### [Items]
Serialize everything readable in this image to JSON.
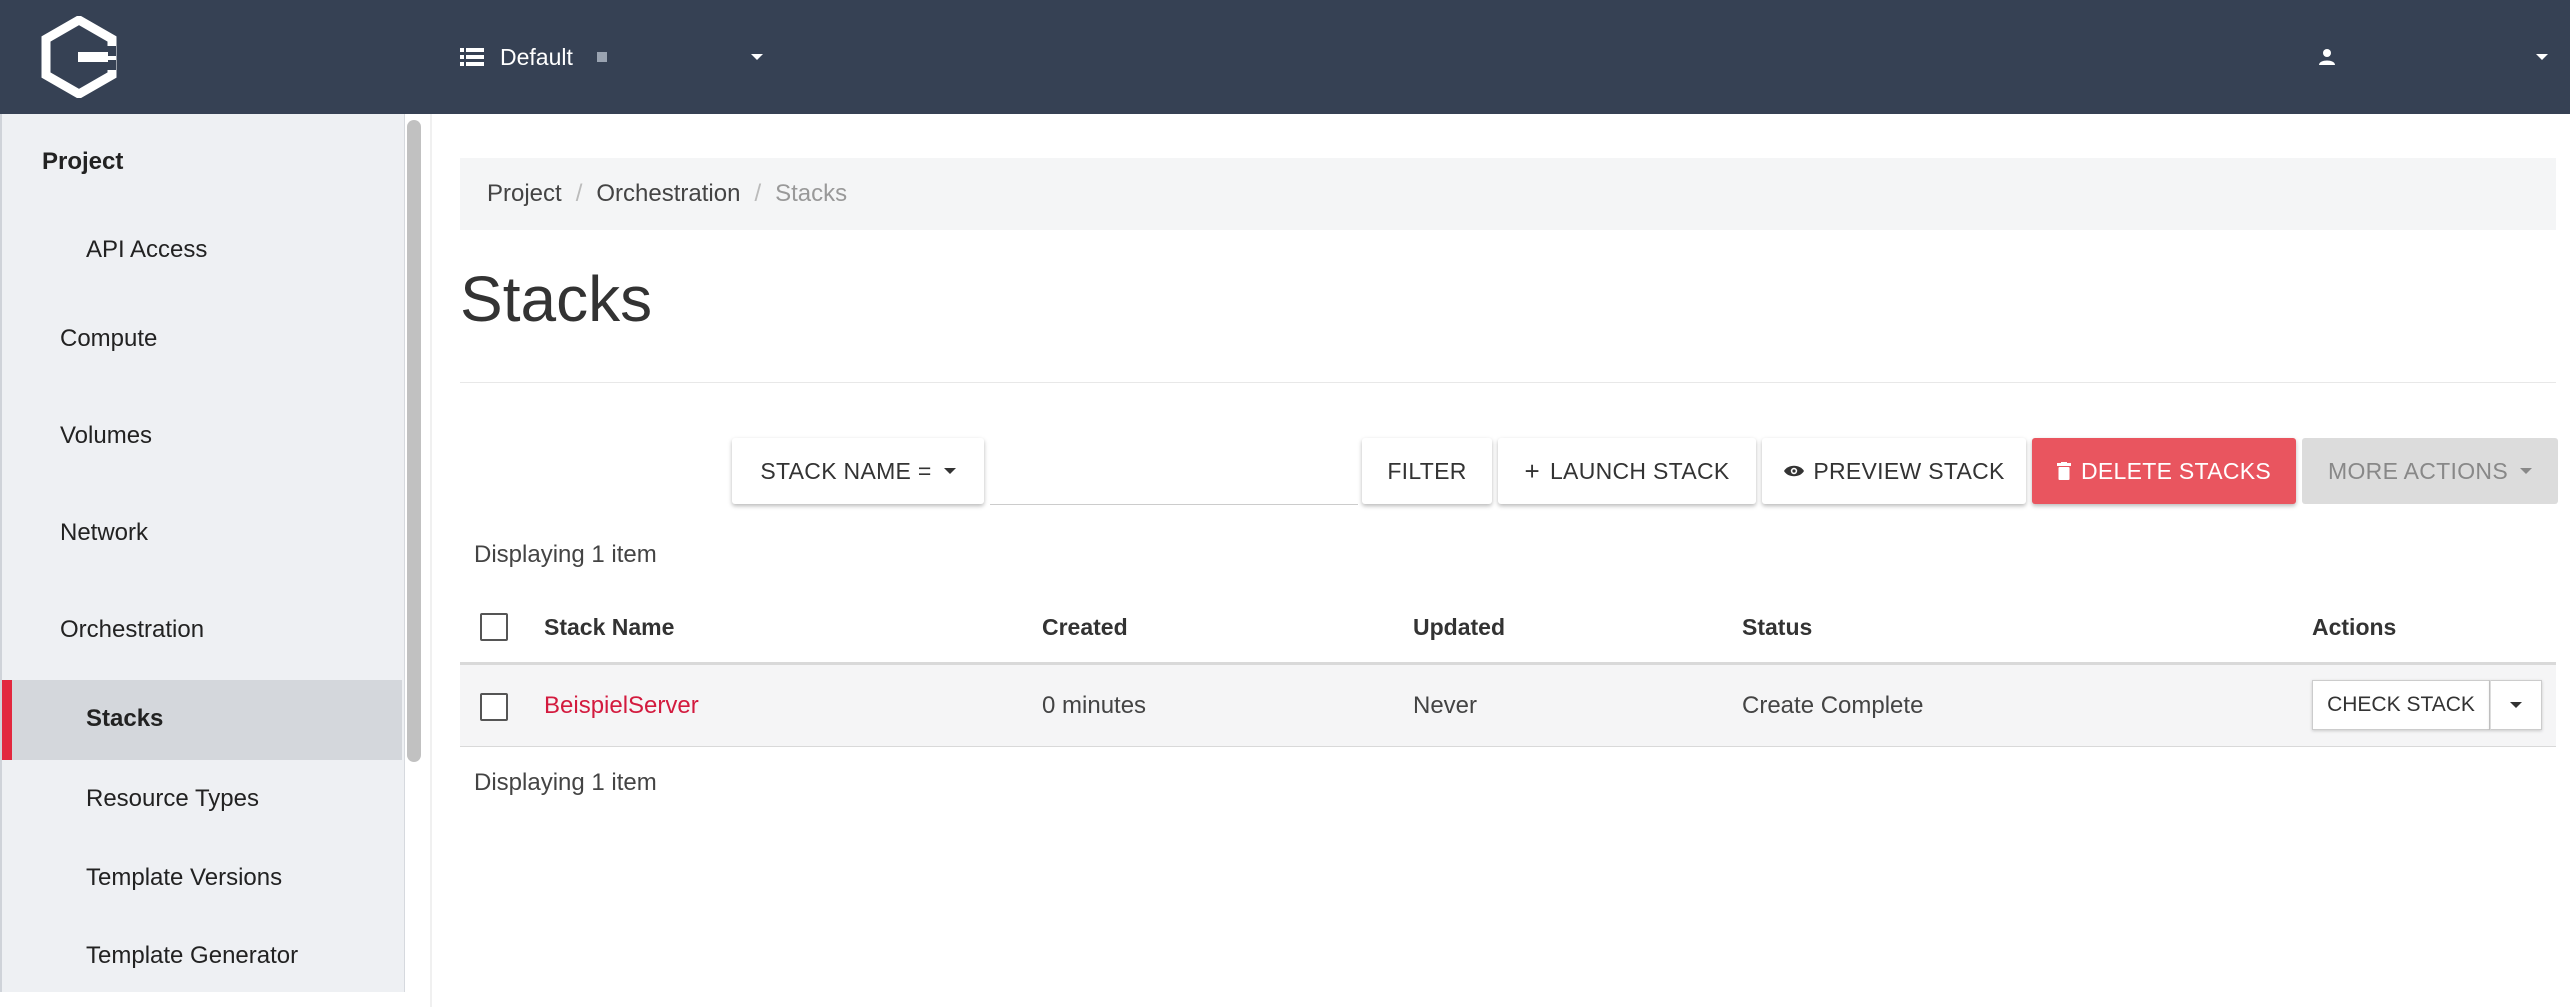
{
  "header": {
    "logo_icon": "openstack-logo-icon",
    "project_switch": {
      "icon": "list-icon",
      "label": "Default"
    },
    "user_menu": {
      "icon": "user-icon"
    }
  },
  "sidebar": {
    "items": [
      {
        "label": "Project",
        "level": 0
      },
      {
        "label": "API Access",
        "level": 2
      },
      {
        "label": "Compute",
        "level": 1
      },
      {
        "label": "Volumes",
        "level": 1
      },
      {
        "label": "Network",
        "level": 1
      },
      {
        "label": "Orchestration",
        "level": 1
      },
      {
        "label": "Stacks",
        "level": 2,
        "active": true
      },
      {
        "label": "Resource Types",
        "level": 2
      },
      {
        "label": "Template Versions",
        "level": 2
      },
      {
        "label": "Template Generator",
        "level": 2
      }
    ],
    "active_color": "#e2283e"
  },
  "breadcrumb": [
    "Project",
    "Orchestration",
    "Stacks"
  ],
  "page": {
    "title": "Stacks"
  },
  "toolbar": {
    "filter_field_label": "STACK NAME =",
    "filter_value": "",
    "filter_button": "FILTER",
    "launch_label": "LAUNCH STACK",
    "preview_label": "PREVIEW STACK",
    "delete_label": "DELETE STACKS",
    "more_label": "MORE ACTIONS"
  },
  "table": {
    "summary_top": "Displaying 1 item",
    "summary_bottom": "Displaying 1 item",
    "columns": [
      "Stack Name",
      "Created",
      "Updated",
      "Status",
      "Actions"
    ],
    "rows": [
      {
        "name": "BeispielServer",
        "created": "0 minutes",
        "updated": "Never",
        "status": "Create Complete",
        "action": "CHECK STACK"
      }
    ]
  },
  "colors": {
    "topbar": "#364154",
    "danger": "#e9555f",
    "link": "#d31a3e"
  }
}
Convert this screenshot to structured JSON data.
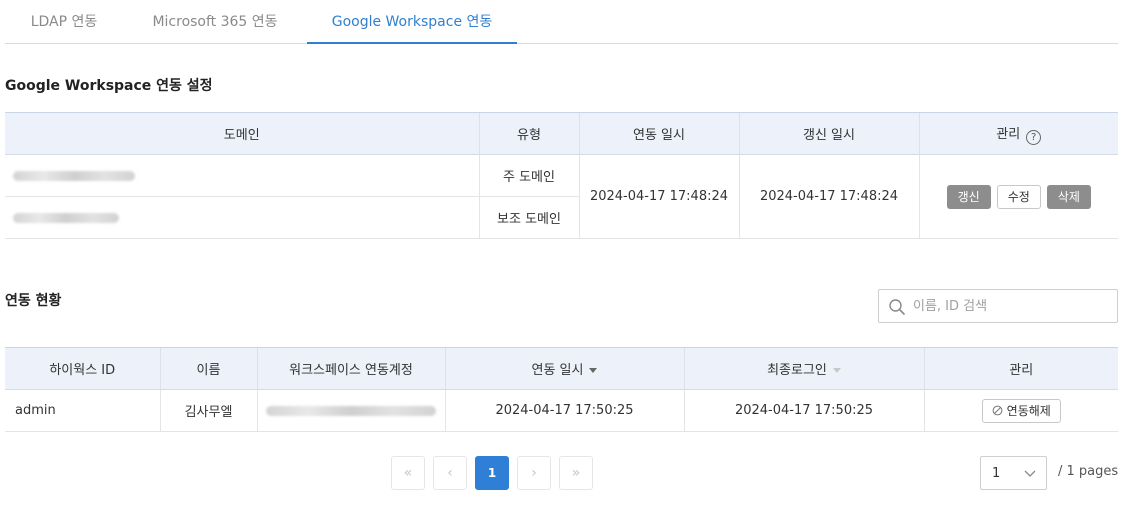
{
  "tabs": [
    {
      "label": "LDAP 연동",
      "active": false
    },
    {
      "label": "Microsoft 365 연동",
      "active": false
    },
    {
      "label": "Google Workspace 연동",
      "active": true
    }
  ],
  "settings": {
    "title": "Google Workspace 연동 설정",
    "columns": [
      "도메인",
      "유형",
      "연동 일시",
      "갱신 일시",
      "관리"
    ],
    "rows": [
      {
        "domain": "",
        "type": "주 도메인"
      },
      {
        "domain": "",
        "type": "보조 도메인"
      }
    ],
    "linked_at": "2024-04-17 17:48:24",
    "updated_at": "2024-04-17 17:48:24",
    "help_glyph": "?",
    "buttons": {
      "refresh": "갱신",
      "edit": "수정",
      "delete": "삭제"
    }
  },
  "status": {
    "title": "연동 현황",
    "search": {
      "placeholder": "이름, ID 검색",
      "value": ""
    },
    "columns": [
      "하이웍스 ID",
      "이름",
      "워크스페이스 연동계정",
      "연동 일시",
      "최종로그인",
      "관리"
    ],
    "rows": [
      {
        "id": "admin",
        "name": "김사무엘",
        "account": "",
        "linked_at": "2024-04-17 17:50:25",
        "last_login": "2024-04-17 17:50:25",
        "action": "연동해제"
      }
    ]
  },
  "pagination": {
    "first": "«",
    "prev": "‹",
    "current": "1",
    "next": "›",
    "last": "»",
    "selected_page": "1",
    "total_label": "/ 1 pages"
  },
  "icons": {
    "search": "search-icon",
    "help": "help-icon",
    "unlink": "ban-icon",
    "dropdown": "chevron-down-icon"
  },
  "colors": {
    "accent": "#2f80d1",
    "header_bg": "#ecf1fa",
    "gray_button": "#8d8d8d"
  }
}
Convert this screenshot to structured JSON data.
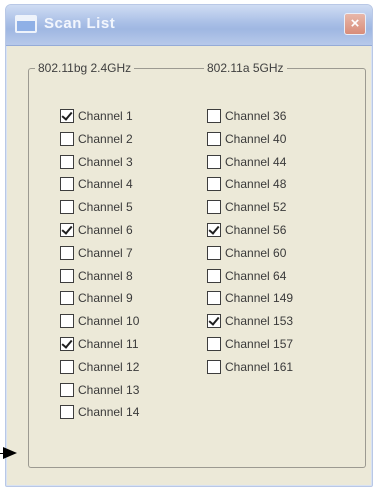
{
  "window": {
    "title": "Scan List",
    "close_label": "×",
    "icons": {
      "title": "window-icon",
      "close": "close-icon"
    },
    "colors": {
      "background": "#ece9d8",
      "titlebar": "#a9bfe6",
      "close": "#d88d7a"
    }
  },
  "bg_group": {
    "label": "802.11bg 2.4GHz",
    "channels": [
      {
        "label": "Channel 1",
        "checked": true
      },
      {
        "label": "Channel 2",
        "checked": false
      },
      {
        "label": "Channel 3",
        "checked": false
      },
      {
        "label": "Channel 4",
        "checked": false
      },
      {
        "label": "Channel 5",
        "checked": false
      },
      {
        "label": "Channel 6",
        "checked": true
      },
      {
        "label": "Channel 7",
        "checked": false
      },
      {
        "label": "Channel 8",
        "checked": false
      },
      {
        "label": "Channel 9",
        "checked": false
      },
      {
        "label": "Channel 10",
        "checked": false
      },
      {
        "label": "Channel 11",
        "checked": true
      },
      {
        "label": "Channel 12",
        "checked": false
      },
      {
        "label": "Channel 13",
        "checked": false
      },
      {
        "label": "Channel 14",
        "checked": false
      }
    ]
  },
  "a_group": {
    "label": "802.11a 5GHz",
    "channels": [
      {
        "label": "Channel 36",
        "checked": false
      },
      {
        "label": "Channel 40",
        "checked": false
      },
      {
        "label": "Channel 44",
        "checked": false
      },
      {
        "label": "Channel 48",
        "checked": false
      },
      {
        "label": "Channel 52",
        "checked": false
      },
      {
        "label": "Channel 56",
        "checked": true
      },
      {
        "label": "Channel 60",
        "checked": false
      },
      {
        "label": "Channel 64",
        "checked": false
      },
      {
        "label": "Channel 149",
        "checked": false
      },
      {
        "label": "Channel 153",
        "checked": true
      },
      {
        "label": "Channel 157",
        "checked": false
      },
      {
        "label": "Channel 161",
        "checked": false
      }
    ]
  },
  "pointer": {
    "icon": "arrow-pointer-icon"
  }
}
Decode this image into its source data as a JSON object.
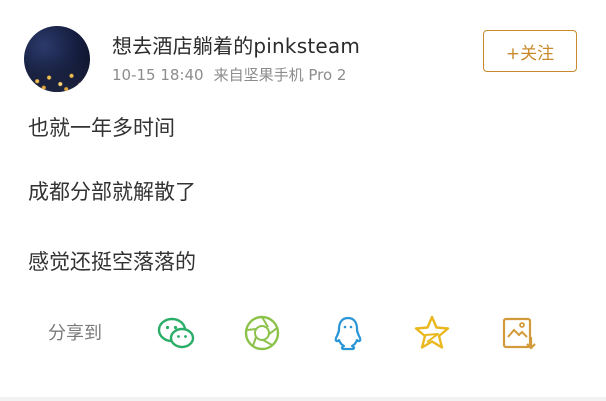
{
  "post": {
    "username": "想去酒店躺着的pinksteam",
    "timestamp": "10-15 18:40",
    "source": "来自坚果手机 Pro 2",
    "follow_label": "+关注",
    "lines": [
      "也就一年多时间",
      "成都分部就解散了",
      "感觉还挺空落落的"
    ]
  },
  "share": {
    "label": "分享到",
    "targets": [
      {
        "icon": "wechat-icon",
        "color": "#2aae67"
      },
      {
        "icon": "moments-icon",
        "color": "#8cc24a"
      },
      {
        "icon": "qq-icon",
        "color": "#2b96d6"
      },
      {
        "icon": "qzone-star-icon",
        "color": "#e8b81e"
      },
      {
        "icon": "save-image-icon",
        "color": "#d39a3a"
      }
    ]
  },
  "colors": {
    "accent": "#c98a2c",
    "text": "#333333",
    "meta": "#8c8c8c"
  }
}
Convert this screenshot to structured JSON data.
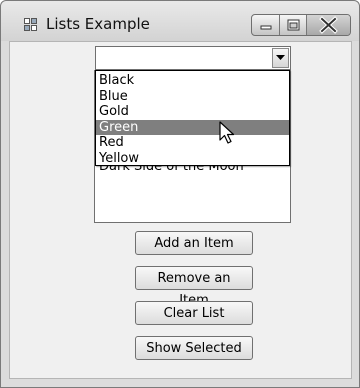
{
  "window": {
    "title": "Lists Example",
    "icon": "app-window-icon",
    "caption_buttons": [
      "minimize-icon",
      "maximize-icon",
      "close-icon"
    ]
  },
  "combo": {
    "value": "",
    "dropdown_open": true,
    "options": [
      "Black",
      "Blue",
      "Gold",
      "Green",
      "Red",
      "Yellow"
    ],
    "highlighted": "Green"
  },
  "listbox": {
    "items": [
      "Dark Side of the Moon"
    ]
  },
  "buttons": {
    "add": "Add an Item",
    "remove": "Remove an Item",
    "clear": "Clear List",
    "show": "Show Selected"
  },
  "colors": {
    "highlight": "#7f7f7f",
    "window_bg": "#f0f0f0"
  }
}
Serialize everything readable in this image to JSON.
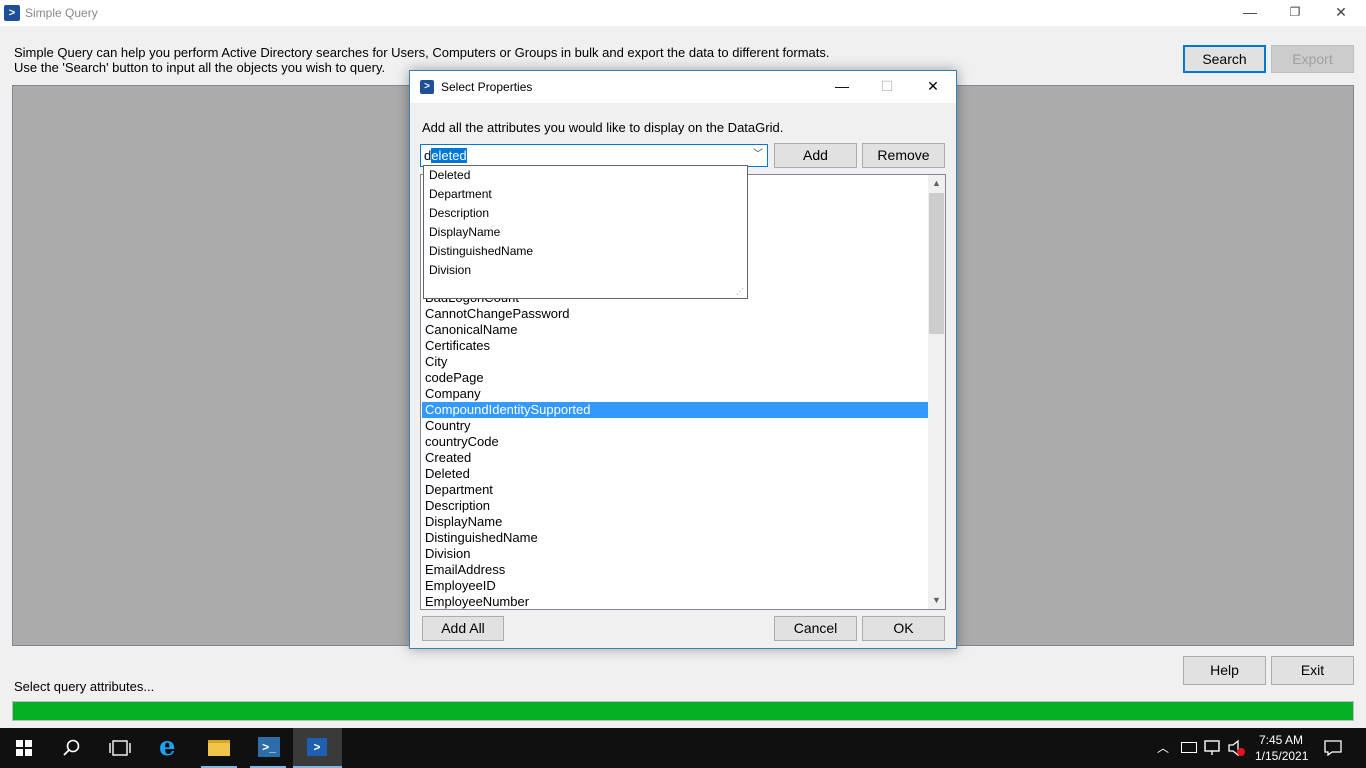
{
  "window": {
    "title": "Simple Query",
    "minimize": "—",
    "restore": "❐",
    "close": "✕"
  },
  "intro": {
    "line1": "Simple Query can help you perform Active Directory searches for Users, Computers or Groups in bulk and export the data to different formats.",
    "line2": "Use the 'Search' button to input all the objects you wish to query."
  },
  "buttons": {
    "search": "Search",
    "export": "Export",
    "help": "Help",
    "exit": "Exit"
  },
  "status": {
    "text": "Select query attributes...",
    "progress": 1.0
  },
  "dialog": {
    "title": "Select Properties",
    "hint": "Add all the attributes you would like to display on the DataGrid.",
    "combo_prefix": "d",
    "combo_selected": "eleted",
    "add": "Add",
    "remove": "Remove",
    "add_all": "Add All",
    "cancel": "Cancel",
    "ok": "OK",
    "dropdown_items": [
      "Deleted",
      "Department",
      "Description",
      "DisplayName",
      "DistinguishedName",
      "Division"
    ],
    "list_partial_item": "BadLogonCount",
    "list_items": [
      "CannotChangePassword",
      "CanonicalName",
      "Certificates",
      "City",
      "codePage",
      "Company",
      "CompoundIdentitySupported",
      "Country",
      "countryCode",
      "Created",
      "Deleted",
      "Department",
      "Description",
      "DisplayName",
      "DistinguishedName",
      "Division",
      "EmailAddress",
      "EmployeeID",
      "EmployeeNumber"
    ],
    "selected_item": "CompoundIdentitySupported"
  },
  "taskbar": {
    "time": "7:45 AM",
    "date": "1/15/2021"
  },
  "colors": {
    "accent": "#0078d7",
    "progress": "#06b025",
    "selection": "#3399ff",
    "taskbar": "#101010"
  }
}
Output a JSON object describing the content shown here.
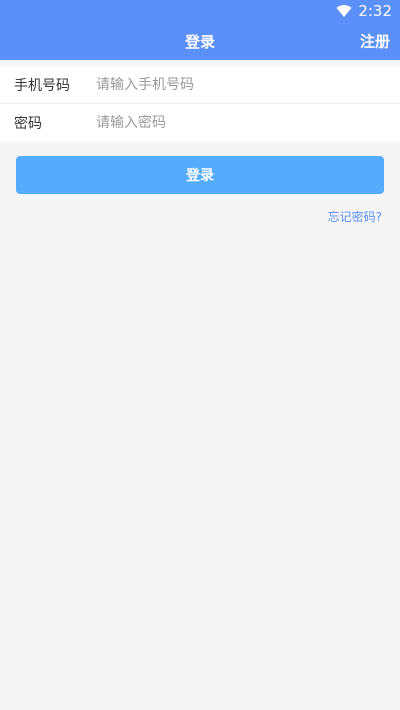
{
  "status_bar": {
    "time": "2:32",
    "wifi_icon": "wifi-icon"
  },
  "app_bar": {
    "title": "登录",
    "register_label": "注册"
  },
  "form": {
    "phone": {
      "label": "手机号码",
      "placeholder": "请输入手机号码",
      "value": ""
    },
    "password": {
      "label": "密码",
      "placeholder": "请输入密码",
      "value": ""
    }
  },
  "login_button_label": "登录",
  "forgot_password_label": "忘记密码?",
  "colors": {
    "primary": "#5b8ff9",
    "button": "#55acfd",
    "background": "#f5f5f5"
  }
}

### [Objective]
Each line in the listing above that contains "text" should be copied.

### [Solution to this exercise]
    "text": "#333333",
    "text": "Select query attributes...",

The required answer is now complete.